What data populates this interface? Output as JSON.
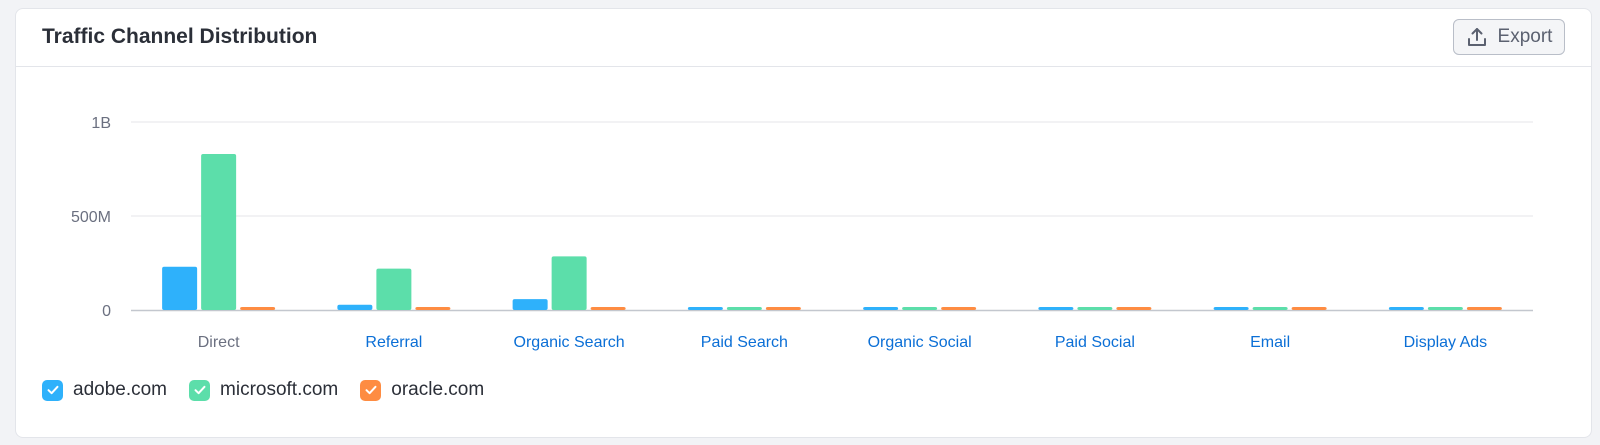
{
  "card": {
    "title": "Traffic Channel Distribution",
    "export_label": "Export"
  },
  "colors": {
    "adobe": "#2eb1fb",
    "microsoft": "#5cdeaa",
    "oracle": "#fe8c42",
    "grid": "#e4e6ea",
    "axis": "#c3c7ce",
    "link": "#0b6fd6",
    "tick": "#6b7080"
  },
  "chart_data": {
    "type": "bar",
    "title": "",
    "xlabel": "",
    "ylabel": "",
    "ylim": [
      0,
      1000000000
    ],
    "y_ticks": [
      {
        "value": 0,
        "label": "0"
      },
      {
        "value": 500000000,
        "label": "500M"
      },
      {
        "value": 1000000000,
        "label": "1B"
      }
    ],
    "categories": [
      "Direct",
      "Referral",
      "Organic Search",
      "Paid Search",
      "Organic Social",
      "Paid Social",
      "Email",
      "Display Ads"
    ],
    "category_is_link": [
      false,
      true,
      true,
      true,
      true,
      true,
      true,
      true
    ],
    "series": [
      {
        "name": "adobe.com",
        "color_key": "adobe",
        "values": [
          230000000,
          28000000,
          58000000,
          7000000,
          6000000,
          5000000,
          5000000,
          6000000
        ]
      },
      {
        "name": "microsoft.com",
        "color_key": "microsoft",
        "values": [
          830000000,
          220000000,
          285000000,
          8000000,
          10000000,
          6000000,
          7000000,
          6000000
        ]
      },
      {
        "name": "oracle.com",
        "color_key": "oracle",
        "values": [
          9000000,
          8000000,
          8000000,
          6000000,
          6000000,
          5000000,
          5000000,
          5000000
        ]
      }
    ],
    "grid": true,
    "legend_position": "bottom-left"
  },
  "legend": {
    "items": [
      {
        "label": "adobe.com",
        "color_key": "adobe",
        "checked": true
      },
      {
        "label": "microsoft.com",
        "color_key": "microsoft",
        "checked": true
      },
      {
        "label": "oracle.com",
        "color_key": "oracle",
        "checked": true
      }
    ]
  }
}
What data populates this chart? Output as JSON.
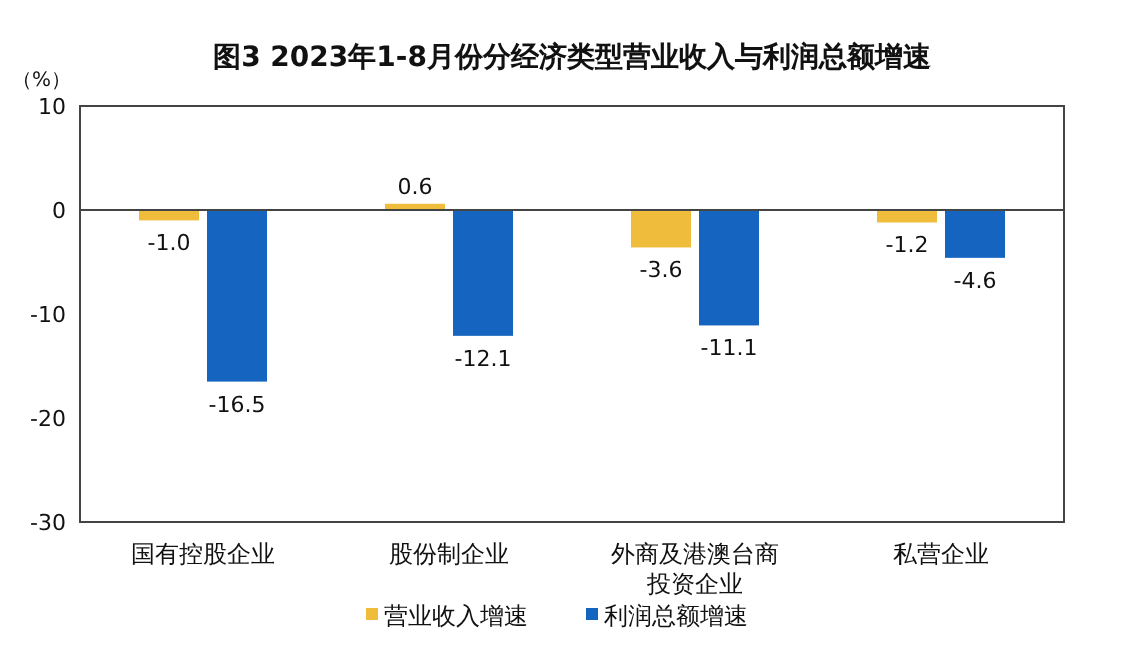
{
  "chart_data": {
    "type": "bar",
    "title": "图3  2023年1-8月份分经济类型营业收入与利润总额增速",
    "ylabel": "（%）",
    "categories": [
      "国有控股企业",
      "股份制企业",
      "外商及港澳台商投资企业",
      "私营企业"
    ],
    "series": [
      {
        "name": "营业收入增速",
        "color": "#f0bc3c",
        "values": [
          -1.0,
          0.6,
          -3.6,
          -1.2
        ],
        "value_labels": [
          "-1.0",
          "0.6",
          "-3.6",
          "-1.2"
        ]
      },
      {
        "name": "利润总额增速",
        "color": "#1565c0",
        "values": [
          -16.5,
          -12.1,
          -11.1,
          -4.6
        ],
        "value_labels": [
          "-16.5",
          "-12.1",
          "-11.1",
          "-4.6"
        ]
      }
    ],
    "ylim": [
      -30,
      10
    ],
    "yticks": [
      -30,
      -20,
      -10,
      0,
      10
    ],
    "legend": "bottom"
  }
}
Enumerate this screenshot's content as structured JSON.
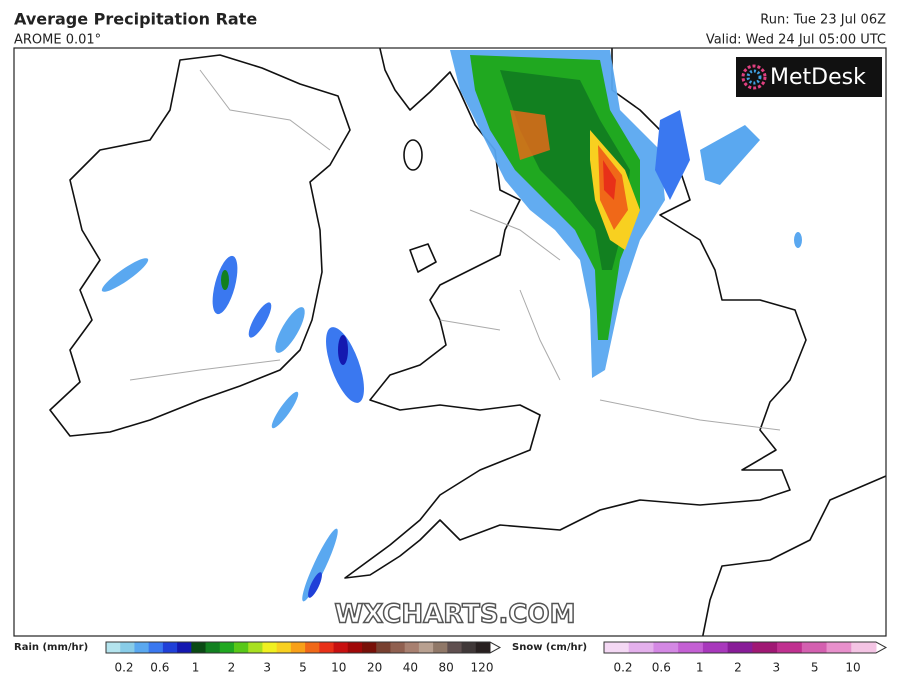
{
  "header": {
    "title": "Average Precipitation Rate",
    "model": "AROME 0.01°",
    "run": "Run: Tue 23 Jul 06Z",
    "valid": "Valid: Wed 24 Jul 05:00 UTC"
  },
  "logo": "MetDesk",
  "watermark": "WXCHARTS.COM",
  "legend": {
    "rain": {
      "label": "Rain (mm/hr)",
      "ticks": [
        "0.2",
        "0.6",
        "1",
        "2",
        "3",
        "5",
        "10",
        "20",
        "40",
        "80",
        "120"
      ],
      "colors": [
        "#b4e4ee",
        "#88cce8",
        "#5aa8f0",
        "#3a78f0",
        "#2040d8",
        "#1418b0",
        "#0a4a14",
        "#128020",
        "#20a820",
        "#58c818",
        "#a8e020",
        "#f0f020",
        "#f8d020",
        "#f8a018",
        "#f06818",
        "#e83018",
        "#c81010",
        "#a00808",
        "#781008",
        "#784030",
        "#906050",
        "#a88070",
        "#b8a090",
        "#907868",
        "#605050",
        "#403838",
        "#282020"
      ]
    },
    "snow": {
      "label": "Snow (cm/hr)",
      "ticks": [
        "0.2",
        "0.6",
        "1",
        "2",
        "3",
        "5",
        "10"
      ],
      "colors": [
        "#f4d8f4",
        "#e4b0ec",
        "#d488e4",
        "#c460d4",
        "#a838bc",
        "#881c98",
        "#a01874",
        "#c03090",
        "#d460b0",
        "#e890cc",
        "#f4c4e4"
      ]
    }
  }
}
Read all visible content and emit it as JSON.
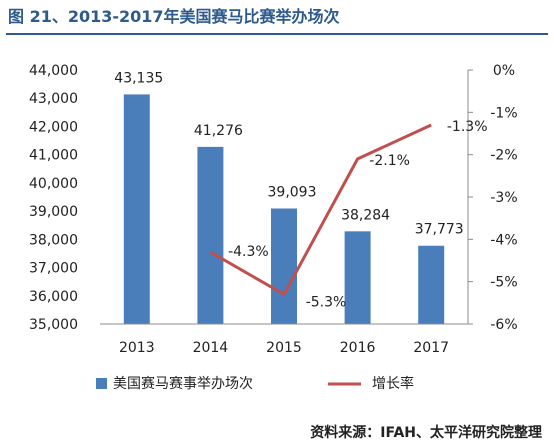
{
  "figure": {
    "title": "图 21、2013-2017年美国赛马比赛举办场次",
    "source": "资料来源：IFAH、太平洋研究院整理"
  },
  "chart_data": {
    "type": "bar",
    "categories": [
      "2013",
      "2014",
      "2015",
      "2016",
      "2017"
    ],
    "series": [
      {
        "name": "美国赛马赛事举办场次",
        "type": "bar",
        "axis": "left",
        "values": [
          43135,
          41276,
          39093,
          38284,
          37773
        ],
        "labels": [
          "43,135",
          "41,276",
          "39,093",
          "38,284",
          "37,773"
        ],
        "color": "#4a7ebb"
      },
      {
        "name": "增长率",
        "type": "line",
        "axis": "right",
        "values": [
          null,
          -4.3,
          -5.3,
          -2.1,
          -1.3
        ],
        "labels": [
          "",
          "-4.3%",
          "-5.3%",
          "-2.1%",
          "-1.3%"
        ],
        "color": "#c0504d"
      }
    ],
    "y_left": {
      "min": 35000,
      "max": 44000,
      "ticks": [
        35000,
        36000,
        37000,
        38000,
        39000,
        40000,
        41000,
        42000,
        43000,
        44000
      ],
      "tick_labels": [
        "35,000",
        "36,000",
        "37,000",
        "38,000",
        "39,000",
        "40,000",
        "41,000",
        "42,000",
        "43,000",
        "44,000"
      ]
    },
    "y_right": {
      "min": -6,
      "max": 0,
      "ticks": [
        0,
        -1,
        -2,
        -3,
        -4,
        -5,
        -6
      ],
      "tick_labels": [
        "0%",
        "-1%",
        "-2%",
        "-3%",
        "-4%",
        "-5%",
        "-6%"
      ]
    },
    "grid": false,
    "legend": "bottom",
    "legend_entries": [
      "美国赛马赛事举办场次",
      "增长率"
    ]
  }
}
...
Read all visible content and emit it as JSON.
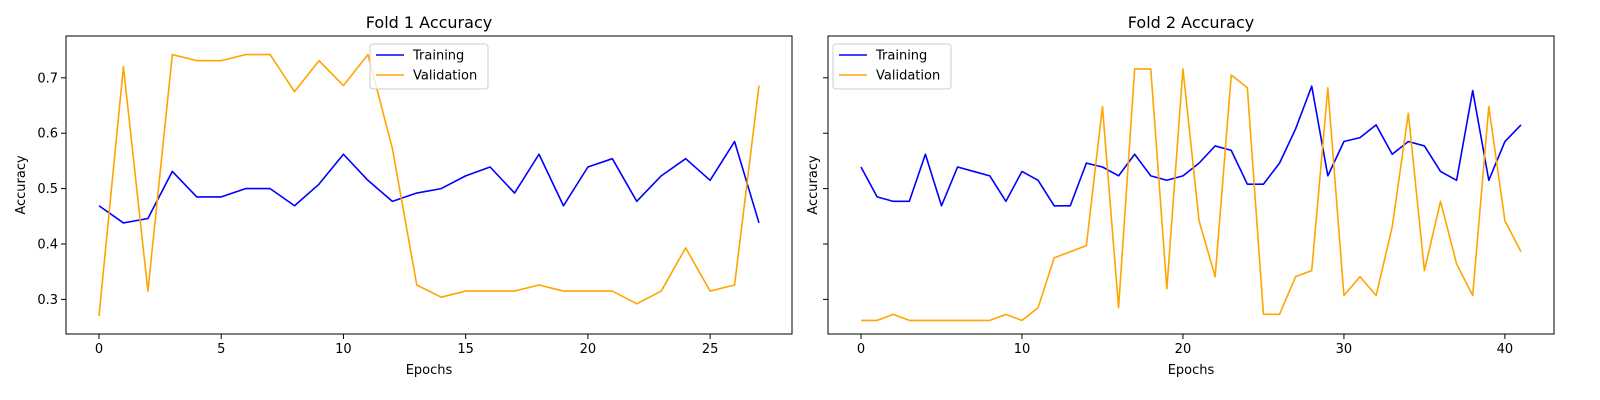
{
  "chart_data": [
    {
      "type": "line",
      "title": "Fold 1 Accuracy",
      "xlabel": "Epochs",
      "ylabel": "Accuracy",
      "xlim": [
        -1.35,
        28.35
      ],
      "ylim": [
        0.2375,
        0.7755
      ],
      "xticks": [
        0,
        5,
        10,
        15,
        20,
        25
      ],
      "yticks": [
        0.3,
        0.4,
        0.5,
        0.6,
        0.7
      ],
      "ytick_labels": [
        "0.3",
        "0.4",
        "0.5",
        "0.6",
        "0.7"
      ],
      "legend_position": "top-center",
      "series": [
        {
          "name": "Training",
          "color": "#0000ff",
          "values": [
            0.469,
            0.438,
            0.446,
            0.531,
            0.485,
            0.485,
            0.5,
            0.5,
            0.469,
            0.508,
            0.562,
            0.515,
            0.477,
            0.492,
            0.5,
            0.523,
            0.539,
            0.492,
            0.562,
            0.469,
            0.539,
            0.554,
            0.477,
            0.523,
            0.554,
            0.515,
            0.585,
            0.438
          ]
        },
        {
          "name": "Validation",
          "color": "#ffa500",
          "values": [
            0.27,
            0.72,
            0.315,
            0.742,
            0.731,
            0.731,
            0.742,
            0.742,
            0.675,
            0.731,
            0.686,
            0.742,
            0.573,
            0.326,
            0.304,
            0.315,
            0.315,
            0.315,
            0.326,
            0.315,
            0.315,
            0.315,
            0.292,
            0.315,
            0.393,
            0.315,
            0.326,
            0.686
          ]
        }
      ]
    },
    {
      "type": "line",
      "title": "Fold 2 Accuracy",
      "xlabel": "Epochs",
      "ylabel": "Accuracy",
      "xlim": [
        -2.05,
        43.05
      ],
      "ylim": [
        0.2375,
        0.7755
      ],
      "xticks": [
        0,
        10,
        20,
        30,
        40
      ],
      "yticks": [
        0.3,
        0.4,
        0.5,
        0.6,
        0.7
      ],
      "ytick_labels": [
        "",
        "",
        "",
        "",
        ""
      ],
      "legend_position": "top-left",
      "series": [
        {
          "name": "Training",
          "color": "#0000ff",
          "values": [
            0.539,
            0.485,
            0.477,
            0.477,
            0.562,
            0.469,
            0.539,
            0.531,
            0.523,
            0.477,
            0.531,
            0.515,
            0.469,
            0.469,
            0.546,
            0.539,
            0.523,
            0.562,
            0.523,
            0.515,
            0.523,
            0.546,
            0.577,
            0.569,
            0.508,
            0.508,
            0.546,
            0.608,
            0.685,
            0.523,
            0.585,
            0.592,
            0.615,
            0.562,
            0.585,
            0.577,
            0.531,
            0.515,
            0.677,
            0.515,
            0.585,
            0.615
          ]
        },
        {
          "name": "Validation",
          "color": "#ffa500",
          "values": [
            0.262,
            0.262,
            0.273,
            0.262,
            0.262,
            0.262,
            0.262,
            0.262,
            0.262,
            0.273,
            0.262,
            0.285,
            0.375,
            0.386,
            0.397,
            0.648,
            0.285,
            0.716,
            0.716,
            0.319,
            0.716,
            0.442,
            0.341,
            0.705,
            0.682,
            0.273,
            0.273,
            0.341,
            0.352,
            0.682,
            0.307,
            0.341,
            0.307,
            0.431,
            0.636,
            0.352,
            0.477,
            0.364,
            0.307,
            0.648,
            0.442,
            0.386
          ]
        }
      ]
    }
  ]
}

**To be done:** Show the lines of the material that contain the word "populates".

**Full output:**
What data populates this interface? Output as JSON.
What data populates this chart? Output as JSON.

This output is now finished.